Begin Entries

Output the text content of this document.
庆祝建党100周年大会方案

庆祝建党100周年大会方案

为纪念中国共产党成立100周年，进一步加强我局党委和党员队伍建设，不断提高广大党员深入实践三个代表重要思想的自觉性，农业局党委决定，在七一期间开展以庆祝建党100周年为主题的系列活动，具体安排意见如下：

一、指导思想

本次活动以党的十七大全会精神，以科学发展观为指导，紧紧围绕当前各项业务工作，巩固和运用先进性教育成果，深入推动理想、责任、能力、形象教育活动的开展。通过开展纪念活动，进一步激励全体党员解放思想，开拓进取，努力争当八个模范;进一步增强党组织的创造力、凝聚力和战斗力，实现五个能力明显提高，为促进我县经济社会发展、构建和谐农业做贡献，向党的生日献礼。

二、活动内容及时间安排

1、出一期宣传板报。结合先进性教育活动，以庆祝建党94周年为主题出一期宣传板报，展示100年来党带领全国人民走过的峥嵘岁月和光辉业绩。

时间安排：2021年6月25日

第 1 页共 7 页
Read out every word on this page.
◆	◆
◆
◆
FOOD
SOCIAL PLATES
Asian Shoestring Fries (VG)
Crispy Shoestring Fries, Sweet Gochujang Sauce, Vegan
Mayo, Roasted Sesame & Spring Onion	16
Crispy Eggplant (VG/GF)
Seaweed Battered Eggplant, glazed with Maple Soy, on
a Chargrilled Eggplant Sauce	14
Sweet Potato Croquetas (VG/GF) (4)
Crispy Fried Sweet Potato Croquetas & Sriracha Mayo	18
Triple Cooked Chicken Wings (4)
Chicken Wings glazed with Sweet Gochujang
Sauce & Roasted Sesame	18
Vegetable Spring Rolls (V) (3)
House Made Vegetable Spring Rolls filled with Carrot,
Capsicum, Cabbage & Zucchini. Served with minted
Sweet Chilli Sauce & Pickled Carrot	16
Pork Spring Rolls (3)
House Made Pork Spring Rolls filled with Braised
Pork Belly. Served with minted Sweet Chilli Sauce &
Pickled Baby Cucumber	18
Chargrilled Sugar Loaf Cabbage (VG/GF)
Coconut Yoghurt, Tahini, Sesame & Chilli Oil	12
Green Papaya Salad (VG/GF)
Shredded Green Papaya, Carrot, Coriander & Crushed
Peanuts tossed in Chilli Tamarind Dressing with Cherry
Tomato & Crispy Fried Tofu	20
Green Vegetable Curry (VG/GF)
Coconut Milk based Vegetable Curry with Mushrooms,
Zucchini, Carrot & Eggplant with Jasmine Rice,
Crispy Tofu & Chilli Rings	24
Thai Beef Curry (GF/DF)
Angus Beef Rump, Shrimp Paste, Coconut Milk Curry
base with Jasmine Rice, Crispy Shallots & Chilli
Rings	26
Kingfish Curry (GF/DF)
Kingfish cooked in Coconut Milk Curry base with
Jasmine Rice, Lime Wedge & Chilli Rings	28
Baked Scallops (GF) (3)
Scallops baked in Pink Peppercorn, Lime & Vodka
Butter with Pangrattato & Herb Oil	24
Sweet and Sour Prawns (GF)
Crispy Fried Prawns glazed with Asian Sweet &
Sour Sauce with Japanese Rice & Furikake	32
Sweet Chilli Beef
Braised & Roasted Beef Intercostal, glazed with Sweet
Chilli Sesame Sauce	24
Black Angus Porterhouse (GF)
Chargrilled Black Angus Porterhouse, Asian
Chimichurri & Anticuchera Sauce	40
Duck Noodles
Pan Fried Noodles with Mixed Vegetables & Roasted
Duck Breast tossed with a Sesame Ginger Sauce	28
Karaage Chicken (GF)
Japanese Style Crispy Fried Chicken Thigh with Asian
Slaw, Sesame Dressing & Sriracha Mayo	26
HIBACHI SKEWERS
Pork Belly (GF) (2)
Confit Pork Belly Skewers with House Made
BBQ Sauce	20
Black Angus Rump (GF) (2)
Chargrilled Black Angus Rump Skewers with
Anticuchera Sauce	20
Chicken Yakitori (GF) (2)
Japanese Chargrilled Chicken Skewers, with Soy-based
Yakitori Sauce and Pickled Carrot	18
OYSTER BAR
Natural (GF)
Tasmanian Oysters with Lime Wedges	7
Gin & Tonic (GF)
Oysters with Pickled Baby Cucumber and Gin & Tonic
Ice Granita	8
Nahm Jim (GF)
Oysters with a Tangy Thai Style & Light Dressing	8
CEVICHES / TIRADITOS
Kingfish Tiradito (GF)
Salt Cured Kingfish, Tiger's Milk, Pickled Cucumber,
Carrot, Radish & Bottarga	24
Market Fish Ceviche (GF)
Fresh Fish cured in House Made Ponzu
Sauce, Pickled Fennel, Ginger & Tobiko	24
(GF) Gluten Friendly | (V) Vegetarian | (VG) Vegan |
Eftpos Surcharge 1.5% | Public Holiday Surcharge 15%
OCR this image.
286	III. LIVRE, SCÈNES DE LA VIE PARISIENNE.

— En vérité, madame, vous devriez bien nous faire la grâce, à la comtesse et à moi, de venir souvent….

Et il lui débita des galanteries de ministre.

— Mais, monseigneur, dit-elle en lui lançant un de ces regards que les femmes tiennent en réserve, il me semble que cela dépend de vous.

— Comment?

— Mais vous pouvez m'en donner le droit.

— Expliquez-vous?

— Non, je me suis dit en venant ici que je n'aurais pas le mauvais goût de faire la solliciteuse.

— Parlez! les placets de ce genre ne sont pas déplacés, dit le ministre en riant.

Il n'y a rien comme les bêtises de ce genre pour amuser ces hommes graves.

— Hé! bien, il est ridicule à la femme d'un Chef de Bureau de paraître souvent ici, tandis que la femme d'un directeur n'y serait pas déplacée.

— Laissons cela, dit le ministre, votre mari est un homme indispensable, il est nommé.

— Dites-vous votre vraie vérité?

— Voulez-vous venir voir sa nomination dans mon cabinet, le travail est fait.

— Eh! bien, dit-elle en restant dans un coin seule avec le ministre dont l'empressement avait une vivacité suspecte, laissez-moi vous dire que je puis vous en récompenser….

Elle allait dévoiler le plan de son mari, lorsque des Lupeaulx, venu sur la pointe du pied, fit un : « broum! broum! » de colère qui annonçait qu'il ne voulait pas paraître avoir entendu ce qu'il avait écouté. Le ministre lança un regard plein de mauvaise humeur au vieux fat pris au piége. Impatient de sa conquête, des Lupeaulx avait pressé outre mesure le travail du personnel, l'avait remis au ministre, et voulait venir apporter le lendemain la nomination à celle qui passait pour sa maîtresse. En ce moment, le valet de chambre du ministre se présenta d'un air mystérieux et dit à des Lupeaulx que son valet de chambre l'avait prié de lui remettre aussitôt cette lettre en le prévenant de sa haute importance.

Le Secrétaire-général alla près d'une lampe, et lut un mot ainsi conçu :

End Entries

• [Requirements] Write out every record verbatim.

• [Solution to this exercise]
Output the text content of this document.
庆祝建党100周年大会方案

庆祝建党100周年大会方案

为纪念中国共产党成立100周年，进一步加强我局党委和党员队伍建设，不断提高广大党员深入实践三个代表重要思想的自觉性，农业局党委决定，在七一期间开展以庆祝建党100周年为主题的系列活动，具体安排意见如下：

一、指导思想

本次活动以党的十七大全会精神，以科学发展观为指导，紧紧围绕当前各项业务工作，巩固和运用先进性教育成果，深入推动理想、责任、能力、形象教育活动的开展。通过开展纪念活动，进一步激励全体党员解放思想，开拓进取，努力争当八个模范;进一步增强党组织的创造力、凝聚力和战斗力，实现五个能力明显提高，为促进我县经济社会发展、构建和谐农业做贡献，向党的生日献礼。

二、活动内容及时间安排

1、出一期宣传板报。结合先进性教育活动，以庆祝建党94周年为主题出一期宣传板报，展示100年来党带领全国人民走过的峥嵘岁月和光辉业绩。

时间安排：2021年6月25日

第 1 页共 7 页
Read out every word on this page.
◆	◆
◆
◆
FOOD
SOCIAL PLATES
Asian Shoestring Fries (VG)
Crispy Shoestring Fries, Sweet Gochujang Sauce, Vegan
Mayo, Roasted Sesame & Spring Onion	16
Crispy Eggplant (VG/GF)
Seaweed Battered Eggplant, glazed with Maple Soy, on
a Chargrilled Eggplant Sauce	14
Sweet Potato Croquetas (VG/GF) (4)
Crispy Fried Sweet Potato Croquetas & Sriracha Mayo	18
Triple Cooked Chicken Wings (4)
Chicken Wings glazed with Sweet Gochujang
Sauce & Roasted Sesame	18
Vegetable Spring Rolls (V) (3)
House Made Vegetable Spring Rolls filled with Carrot,
Capsicum, Cabbage & Zucchini. Served with minted
Sweet Chilli Sauce & Pickled Carrot	16
Pork Spring Rolls (3)
House Made Pork Spring Rolls filled with Braised
Pork Belly. Served with minted Sweet Chilli Sauce &
Pickled Baby Cucumber	18
Chargrilled Sugar Loaf Cabbage (VG/GF)
Coconut Yoghurt, Tahini, Sesame & Chilli Oil	12
Green Papaya Salad (VG/GF)
Shredded Green Papaya, Carrot, Coriander & Crushed
Peanuts tossed in Chilli Tamarind Dressing with Cherry
Tomato & Crispy Fried Tofu	20
Green Vegetable Curry (VG/GF)
Coconut Milk based Vegetable Curry with Mushrooms,
Zucchini, Carrot & Eggplant with Jasmine Rice,
Crispy Tofu & Chilli Rings	24
Thai Beef Curry (GF/DF)
Angus Beef Rump, Shrimp Paste, Coconut Milk Curry
base with Jasmine Rice, Crispy Shallots & Chilli
Rings	26
Kingfish Curry (GF/DF)
Kingfish cooked in Coconut Milk Curry base with
Jasmine Rice, Lime Wedge & Chilli Rings	28
Baked Scallops (GF) (3)
Scallops baked in Pink Peppercorn, Lime & Vodka
Butter with Pangrattato & Herb Oil	24
Sweet and Sour Prawns (GF)
Crispy Fried Prawns glazed with Asian Sweet &
Sour Sauce with Japanese Rice & Furikake	32
Sweet Chilli Beef
Braised & Roasted Beef Intercostal, glazed with Sweet
Chilli Sesame Sauce	24
Black Angus Porterhouse (GF)
Chargrilled Black Angus Porterhouse, Asian
Chimichurri & Anticuchera Sauce	40
Duck Noodles
Pan Fried Noodles with Mixed Vegetables & Roasted
Duck Breast tossed with a Sesame Ginger Sauce	28
Karaage Chicken (GF)
Japanese Style Crispy Fried Chicken Thigh with Asian
Slaw, Sesame Dressing & Sriracha Mayo	26
HIBACHI SKEWERS
Pork Belly (GF) (2)
Confit Pork Belly Skewers with House Made
BBQ Sauce	20
Black Angus Rump (GF) (2)
Chargrilled Black Angus Rump Skewers with
Anticuchera Sauce	20
Chicken Yakitori (GF) (2)
Japanese Chargrilled Chicken Skewers, with Soy-based
Yakitori Sauce and Pickled Carrot	18
OYSTER BAR
Natural (GF)
Tasmanian Oysters with Lime Wedges	7
Gin & Tonic (GF)
Oysters with Pickled Baby Cucumber and Gin & Tonic
Ice Granita	8
Nahm Jim (GF)
Oysters with a Tangy Thai Style & Light Dressing	8
CEVICHES / TIRADITOS
Kingfish Tiradito (GF)
Salt Cured Kingfish, Tiger's Milk, Pickled Cucumber,
Carrot, Radish & Bottarga	24
Market Fish Ceviche (GF)
Fresh Fish cured in House Made Ponzu
Sauce, Pickled Fennel, Ginger & Tobiko	24
(GF) Gluten Friendly | (V) Vegetarian | (VG) Vegan |
Eftpos Surcharge 1.5% | Public Holiday Surcharge 15%
OCR this image.
286	III. LIVRE, SCÈNES DE LA VIE PARISIENNE.

— En vérité, madame, vous devriez bien nous faire la grâce, à la comtesse et à moi, de venir souvent….

Et il lui débita des galanteries de ministre.

— Mais, monseigneur, dit-elle en lui lançant un de ces regards que les femmes tiennent en réserve, il me semble que cela dépend de vous.

— Comment?

— Mais vous pouvez m'en donner le droit.

— Expliquez-vous?

— Non, je me suis dit en venant ici que je n'aurais pas le mauvais goût de faire la solliciteuse.

— Parlez! les placets de ce genre ne sont pas déplacés, dit le ministre en riant.

Il n'y a rien comme les bêtises de ce genre pour amuser ces hommes graves.

— Hé! bien, il est ridicule à la femme d'un Chef de Bureau de paraître souvent ici, tandis que la femme d'un directeur n'y serait pas déplacée.

— Laissons cela, dit le ministre, votre mari est un homme indispensable, il est nommé.

— Dites-vous votre vraie vérité?

— Voulez-vous venir voir sa nomination dans mon cabinet, le travail est fait.

— Eh! bien, dit-elle en restant dans un coin seule avec le ministre dont l'empressement avait une vivacité suspecte, laissez-moi vous dire que je puis vous en récompenser….

Elle allait dévoiler le plan de son mari, lorsque des Lupeaulx, venu sur la pointe du pied, fit un : « broum! broum! » de colère qui annonçait qu'il ne voulait pas paraître avoir entendu ce qu'il avait écouté. Le ministre lança un regard plein de mauvaise humeur au vieux fat pris au piége. Impatient de sa conquête, des Lupeaulx avait pressé outre mesure le travail du personnel, l'avait remis au ministre, et voulait venir apporter le lendemain la nomination à celle qui passait pour sa maîtresse. En ce moment, le valet de chambre du ministre se présenta d'un air mystérieux et dit à des Lupeaulx que son valet de chambre l'avait prié de lui remettre aussitôt cette lettre en le prévenant de sa haute importance.

Le Secrétaire-général alla près d'une lampe, et lut un mot ainsi conçu :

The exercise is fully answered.